Write out the records that appear below, verbatim and complete, but without pictures.

[Data provided start]

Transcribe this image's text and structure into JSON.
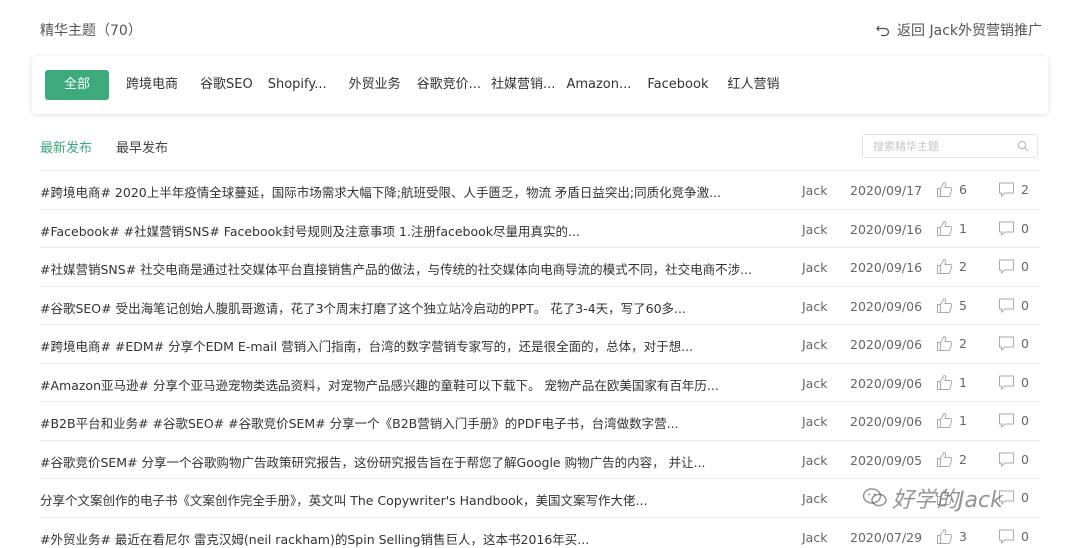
{
  "header": {
    "title": "精华主题（70）",
    "back_label": "返回 Jack外贸营销推广"
  },
  "categories": {
    "items": [
      {
        "label": "全部",
        "active": true
      },
      {
        "label": "跨境电商"
      },
      {
        "label": "谷歌SEO"
      },
      {
        "label": "Shopify..."
      },
      {
        "label": "外贸业务"
      },
      {
        "label": "谷歌竞价..."
      },
      {
        "label": "社媒营销..."
      },
      {
        "label": "Amazon..."
      },
      {
        "label": "Facebook"
      },
      {
        "label": "红人营销"
      }
    ]
  },
  "sort": {
    "newest": "最新发布",
    "oldest": "最早发布",
    "active": "newest"
  },
  "search": {
    "placeholder": "搜索精华主题"
  },
  "topics": [
    {
      "title": "#跨境电商# 2020上半年疫情全球蔓延，国际市场需求大幅下降;航班受限、人手匮乏，物流 矛盾日益突出;同质化竞争激...",
      "author": "Jack",
      "date": "2020/09/17",
      "likes": "6",
      "comments": "2"
    },
    {
      "title": "#Facebook# #社媒营销SNS# Facebook封号规则及注意事项 1.注册facebook尽量用真实的...",
      "author": "Jack",
      "date": "2020/09/16",
      "likes": "1",
      "comments": "0"
    },
    {
      "title": "#社媒营销SNS# 社交电商是通过社交媒体平台直接销售产品的做法，与传统的社交媒体向电商导流的模式不同，社交电商不涉...",
      "author": "Jack",
      "date": "2020/09/16",
      "likes": "2",
      "comments": "0"
    },
    {
      "title": "#谷歌SEO# 受出海笔记创始人腹肌哥邀请，花了3个周末打磨了这个独立站冷启动的PPT。 花了3-4天，写了60多...",
      "author": "Jack",
      "date": "2020/09/06",
      "likes": "5",
      "comments": "0"
    },
    {
      "title": "#跨境电商# #EDM# 分享个EDM E-mail 营销入门指南，台湾的数字营销专家写的，还是很全面的，总体，对于想...",
      "author": "Jack",
      "date": "2020/09/06",
      "likes": "2",
      "comments": "0"
    },
    {
      "title": "#Amazon亚马逊# 分享个亚马逊宠物类选品资料，对宠物产品感兴趣的童鞋可以下载下。 宠物产品在欧美国家有百年历...",
      "author": "Jack",
      "date": "2020/09/06",
      "likes": "1",
      "comments": "0"
    },
    {
      "title": "#B2B平台和业务# #谷歌SEO# #谷歌竞价SEM# 分享一个《B2B营销入门手册》的PDF电子书，台湾做数字营...",
      "author": "Jack",
      "date": "2020/09/06",
      "likes": "1",
      "comments": "0"
    },
    {
      "title": "#谷歌竞价SEM# 分享一个谷歌购物广告政策研究报告，这份研究报告旨在于帮您了解Google 购物广告的内容， 并让...",
      "author": "Jack",
      "date": "2020/09/05",
      "likes": "2",
      "comments": "0"
    },
    {
      "title": "分享个文案创作的电子书《文案创作完全手册》，英文叫 The Copywriter's Handbook，美国文案写作大佬...",
      "author": "Jack",
      "date": "",
      "likes": "",
      "comments": "0"
    },
    {
      "title": "#外贸业务# 最近在看尼尔 雷克汉姆(neil rackham)的Spin Selling销售巨人，这本书2016年买...",
      "author": "Jack",
      "date": "2020/07/29",
      "likes": "3",
      "comments": "0"
    }
  ],
  "watermark": {
    "text": "好学的Jack"
  },
  "colors": {
    "accent": "#3daa7e",
    "text": "#333333",
    "muted": "#666666"
  }
}
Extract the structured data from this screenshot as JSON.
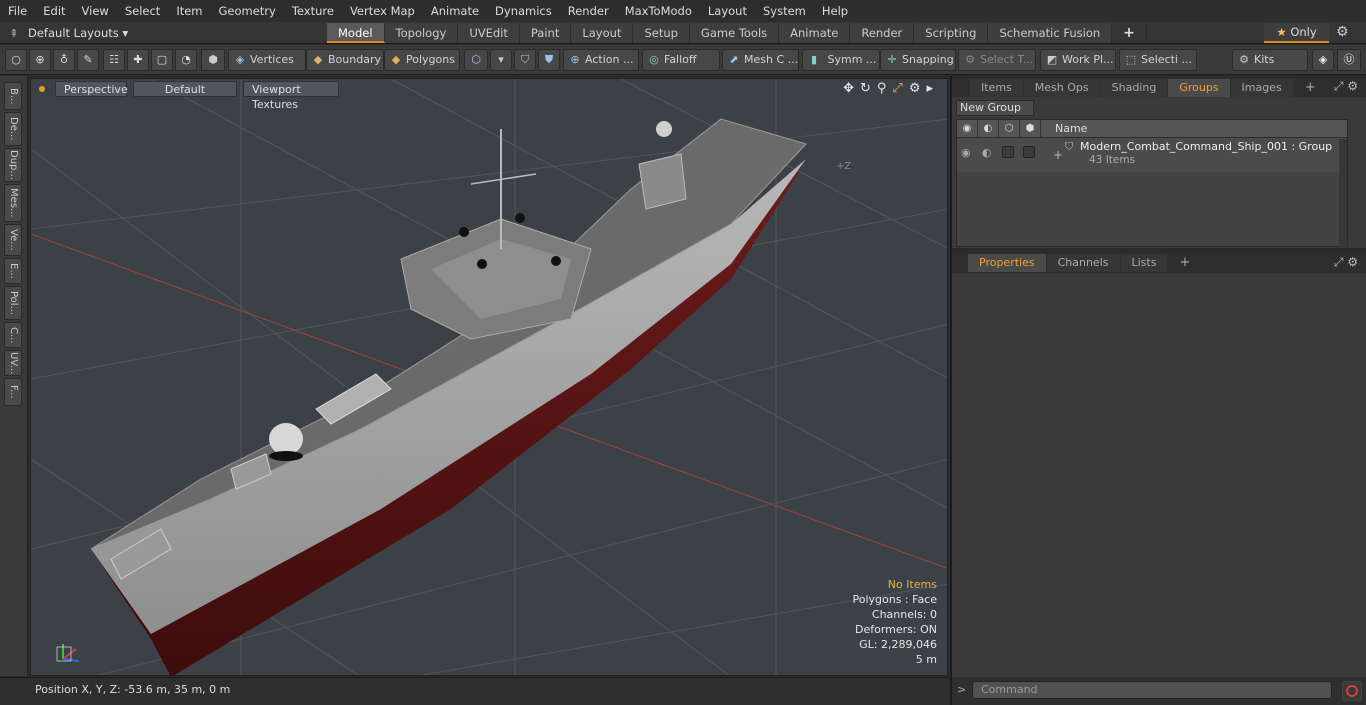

[Data provided end]

Answer to this exercise ::
Transcribe this image's text and structure into JSON.
{
  "header": {
    "title": "精华主题（70）",
    "back_label": "返回 Jack外贸营销推广"
  },
  "categories": {
    "items": [
      {
        "label": "全部",
        "active": true
      },
      {
        "label": "跨境电商"
      },
      {
        "label": "谷歌SEO"
      },
      {
        "label": "Shopify..."
      },
      {
        "label": "外贸业务"
      },
      {
        "label": "谷歌竞价..."
      },
      {
        "label": "社媒营销..."
      },
      {
        "label": "Amazon..."
      },
      {
        "label": "Facebook"
      },
      {
        "label": "红人营销"
      }
    ]
  },
  "sort": {
    "newest": "最新发布",
    "oldest": "最早发布",
    "active": "newest"
  },
  "search": {
    "placeholder": "搜索精华主题"
  },
  "topics": [
    {
      "title": "#跨境电商# 2020上半年疫情全球蔓延，国际市场需求大幅下降;航班受限、人手匮乏，物流 矛盾日益突出;同质化竞争激...",
      "author": "Jack",
      "date": "2020/09/17",
      "likes": "6",
      "comments": "2"
    },
    {
      "title": "#Facebook# #社媒营销SNS# Facebook封号规则及注意事项 1.注册facebook尽量用真实的...",
      "author": "Jack",
      "date": "2020/09/16",
      "likes": "1",
      "comments": "0"
    },
    {
      "title": "#社媒营销SNS# 社交电商是通过社交媒体平台直接销售产品的做法，与传统的社交媒体向电商导流的模式不同，社交电商不涉...",
      "author": "Jack",
      "date": "2020/09/16",
      "likes": "2",
      "comments": "0"
    },
    {
      "title": "#谷歌SEO# 受出海笔记创始人腹肌哥邀请，花了3个周末打磨了这个独立站冷启动的PPT。 花了3-4天，写了60多...",
      "author": "Jack",
      "date": "2020/09/06",
      "likes": "5",
      "comments": "0"
    },
    {
      "title": "#跨境电商# #EDM# 分享个EDM E-mail 营销入门指南，台湾的数字营销专家写的，还是很全面的，总体，对于想...",
      "author": "Jack",
      "date": "2020/09/06",
      "likes": "2",
      "comments": "0"
    },
    {
      "title": "#Amazon亚马逊# 分享个亚马逊宠物类选品资料，对宠物产品感兴趣的童鞋可以下载下。 宠物产品在欧美国家有百年历...",
      "author": "Jack",
      "date": "2020/09/06",
      "likes": "1",
      "comments": "0"
    },
    {
      "title": "#B2B平台和业务# #谷歌SEO# #谷歌竞价SEM# 分享一个《B2B营销入门手册》的PDF电子书，台湾做数字营...",
      "author": "Jack",
      "date": "2020/09/06",
      "likes": "1",
      "comments": "0"
    },
    {
      "title": "#谷歌竞价SEM# 分享一个谷歌购物广告政策研究报告，这份研究报告旨在于帮您了解Google 购物广告的内容， 并让...",
      "author": "Jack",
      "date": "2020/09/05",
      "likes": "2",
      "comments": "0"
    },
    {
      "title": "分享个文案创作的电子书《文案创作完全手册》，英文叫 The Copywriter's Handbook，美国文案写作大佬...",
      "author": "Jack",
      "date": "",
      "likes": "",
      "comments": "0"
    },
    {
      "title": "#外贸业务# 最近在看尼尔 雷克汉姆(neil rackham)的Spin Selling销售巨人，这本书2016年买...",
      "author": "Jack",
      "date": "2020/07/29",
      "likes": "3",
      "comments": "0"
    }
  ],
  "watermark": {
    "text": "好学的Jack"
  },
  "colors": {
    "accent": "#3daa7e",
    "text": "#333333",
    "muted": "#666666"
  }
}
Extract the structured data from this screenshot as JSON.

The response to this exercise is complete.